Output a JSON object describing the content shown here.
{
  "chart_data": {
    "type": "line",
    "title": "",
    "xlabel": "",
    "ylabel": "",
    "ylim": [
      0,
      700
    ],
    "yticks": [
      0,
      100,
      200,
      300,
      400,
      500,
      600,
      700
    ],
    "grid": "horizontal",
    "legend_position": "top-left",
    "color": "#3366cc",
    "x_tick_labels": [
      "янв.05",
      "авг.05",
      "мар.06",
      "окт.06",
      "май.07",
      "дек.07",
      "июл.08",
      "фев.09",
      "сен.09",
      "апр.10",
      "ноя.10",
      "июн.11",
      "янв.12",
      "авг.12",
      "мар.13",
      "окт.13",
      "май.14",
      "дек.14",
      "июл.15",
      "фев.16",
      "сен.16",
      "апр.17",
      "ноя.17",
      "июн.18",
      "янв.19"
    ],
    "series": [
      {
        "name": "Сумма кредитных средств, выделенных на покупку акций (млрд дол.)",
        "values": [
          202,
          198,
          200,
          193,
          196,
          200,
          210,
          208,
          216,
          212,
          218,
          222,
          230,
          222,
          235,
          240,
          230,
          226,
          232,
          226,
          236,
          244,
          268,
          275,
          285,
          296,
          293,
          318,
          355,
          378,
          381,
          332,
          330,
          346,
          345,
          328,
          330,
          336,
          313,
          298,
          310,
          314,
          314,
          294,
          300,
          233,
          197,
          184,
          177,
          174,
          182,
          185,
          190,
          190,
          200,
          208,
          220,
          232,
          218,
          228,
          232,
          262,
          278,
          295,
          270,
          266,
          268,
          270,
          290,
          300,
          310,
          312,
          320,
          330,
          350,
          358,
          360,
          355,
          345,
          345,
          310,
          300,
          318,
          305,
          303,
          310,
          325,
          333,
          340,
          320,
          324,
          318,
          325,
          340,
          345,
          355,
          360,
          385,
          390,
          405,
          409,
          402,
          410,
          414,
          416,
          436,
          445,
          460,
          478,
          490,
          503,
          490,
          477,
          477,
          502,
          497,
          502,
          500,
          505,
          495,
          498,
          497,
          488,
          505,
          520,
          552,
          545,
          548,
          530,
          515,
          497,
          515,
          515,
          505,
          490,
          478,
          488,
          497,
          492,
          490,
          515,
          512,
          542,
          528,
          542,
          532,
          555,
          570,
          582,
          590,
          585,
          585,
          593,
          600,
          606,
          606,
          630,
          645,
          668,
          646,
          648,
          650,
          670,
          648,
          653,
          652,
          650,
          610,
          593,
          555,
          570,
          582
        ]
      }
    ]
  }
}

_YOUR OBJECTIVE:_
Extract all of the data above without altering anything.

_TASK RESPONSE:_
Output a JSON object describing the content shown here.
{
  "chart_data": {
    "type": "line",
    "title": "",
    "xlabel": "",
    "ylabel": "",
    "ylim": [
      0,
      700
    ],
    "yticks": [
      0,
      100,
      200,
      300,
      400,
      500,
      600,
      700
    ],
    "grid": "horizontal",
    "legend_position": "top-left",
    "color": "#3366cc",
    "x_tick_labels": [
      "янв.05",
      "авг.05",
      "мар.06",
      "окт.06",
      "май.07",
      "дек.07",
      "июл.08",
      "фев.09",
      "сен.09",
      "апр.10",
      "ноя.10",
      "июн.11",
      "янв.12",
      "авг.12",
      "мар.13",
      "окт.13",
      "май.14",
      "дек.14",
      "июл.15",
      "фев.16",
      "сен.16",
      "апр.17",
      "ноя.17",
      "июн.18",
      "янв.19"
    ],
    "series": [
      {
        "name": "Сумма кредитных средств, выделенных на покупку акций (млрд дол.)",
        "values": [
          202,
          198,
          200,
          193,
          196,
          200,
          210,
          208,
          216,
          212,
          218,
          222,
          230,
          222,
          235,
          240,
          230,
          226,
          232,
          226,
          236,
          244,
          268,
          275,
          285,
          296,
          293,
          318,
          355,
          378,
          381,
          332,
          330,
          346,
          345,
          328,
          330,
          336,
          313,
          298,
          310,
          314,
          314,
          294,
          300,
          233,
          197,
          184,
          177,
          174,
          182,
          185,
          190,
          190,
          200,
          208,
          220,
          232,
          218,
          228,
          232,
          262,
          278,
          295,
          270,
          266,
          268,
          270,
          290,
          300,
          310,
          312,
          320,
          330,
          350,
          358,
          360,
          355,
          345,
          345,
          310,
          300,
          318,
          305,
          303,
          310,
          325,
          333,
          340,
          320,
          324,
          318,
          325,
          340,
          345,
          355,
          360,
          385,
          390,
          405,
          409,
          402,
          410,
          414,
          416,
          436,
          445,
          460,
          478,
          490,
          503,
          490,
          477,
          477,
          502,
          497,
          502,
          500,
          505,
          495,
          498,
          497,
          488,
          505,
          520,
          552,
          545,
          548,
          530,
          515,
          497,
          515,
          515,
          505,
          490,
          478,
          488,
          497,
          492,
          490,
          515,
          512,
          542,
          528,
          542,
          532,
          555,
          570,
          582,
          590,
          585,
          585,
          593,
          600,
          606,
          606,
          630,
          645,
          668,
          646,
          648,
          650,
          670,
          648,
          653,
          652,
          650,
          610,
          593,
          555,
          570,
          582
        ]
      }
    ]
  }
}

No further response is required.